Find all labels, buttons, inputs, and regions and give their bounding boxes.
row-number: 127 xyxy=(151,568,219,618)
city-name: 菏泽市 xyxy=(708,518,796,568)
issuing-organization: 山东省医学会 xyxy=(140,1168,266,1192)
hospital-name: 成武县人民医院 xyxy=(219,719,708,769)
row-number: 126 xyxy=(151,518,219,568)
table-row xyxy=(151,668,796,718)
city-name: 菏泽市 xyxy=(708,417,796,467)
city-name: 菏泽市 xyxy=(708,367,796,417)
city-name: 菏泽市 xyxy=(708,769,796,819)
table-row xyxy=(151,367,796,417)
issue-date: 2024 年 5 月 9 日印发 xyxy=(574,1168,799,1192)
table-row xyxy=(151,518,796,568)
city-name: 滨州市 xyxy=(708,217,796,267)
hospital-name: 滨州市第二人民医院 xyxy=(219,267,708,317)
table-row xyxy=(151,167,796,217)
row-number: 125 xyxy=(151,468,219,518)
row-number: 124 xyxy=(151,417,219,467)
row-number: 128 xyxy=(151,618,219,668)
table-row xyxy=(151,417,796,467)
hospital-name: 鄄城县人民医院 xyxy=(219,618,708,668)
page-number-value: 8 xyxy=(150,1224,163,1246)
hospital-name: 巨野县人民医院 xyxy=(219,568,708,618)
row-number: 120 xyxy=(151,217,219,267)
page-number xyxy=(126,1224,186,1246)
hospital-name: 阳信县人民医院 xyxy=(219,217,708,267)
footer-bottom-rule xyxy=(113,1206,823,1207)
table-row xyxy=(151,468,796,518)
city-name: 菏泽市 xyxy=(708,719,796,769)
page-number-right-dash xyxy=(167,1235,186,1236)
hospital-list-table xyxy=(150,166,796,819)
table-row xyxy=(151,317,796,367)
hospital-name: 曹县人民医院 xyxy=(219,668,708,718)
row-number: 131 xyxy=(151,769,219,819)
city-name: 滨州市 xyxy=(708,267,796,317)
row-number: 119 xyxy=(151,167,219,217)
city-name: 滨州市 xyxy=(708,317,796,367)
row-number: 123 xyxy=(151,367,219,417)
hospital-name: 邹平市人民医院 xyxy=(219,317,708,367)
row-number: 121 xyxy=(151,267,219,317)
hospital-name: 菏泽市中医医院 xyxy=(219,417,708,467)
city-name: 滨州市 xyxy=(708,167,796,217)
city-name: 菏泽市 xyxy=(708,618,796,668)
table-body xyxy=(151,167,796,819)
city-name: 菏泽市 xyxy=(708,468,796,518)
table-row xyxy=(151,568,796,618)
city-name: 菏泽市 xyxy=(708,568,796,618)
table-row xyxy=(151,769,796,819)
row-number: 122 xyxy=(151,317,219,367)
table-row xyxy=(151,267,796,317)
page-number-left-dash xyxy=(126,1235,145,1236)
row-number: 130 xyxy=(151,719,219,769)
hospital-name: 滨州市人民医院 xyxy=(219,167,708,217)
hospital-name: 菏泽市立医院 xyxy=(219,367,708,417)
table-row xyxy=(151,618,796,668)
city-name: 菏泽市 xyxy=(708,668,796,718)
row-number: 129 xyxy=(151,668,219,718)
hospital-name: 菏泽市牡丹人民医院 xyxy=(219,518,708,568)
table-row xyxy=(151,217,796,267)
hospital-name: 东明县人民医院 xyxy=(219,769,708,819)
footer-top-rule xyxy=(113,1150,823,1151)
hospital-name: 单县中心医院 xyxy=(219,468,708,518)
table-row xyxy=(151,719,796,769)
---
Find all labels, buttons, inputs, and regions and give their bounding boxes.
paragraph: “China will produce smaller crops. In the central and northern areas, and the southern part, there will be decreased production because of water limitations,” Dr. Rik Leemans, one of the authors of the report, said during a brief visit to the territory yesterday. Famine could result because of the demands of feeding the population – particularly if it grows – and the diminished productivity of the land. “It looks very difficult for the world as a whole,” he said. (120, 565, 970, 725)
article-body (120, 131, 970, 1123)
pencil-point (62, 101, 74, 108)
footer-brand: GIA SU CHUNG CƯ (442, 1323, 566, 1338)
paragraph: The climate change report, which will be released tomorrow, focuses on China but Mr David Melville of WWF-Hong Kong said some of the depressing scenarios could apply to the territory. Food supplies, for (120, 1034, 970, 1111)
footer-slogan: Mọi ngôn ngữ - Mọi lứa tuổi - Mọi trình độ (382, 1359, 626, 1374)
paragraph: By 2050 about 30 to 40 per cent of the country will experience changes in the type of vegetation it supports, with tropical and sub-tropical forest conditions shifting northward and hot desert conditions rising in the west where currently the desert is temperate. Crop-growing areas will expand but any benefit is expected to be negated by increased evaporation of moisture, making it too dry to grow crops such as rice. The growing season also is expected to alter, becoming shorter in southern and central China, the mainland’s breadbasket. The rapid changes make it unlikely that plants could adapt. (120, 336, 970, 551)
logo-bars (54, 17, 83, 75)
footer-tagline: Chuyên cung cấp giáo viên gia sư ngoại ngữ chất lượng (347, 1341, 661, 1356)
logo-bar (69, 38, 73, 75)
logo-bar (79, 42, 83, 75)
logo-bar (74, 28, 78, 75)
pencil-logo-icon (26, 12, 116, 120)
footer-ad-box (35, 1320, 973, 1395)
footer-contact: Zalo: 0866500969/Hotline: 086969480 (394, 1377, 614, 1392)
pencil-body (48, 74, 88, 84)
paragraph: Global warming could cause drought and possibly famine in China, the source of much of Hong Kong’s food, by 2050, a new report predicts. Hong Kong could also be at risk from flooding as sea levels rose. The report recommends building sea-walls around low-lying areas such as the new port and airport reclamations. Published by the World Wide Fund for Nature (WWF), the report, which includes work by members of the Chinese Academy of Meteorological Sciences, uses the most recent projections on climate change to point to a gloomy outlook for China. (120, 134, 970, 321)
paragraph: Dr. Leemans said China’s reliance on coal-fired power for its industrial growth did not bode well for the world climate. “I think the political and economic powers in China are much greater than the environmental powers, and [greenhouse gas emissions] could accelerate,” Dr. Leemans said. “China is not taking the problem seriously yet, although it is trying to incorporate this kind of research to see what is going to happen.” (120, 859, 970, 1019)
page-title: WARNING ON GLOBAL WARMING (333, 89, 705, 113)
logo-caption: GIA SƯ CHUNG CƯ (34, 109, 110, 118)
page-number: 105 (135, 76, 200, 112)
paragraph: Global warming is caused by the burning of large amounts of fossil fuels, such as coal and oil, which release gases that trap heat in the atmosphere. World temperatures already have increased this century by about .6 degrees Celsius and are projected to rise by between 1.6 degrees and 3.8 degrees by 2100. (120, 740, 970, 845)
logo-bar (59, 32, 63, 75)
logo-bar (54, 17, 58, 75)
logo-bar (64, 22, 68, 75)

# Problem to work on
How many lines in the data contain the string "dash"? Reply with the count only.

# Written response
2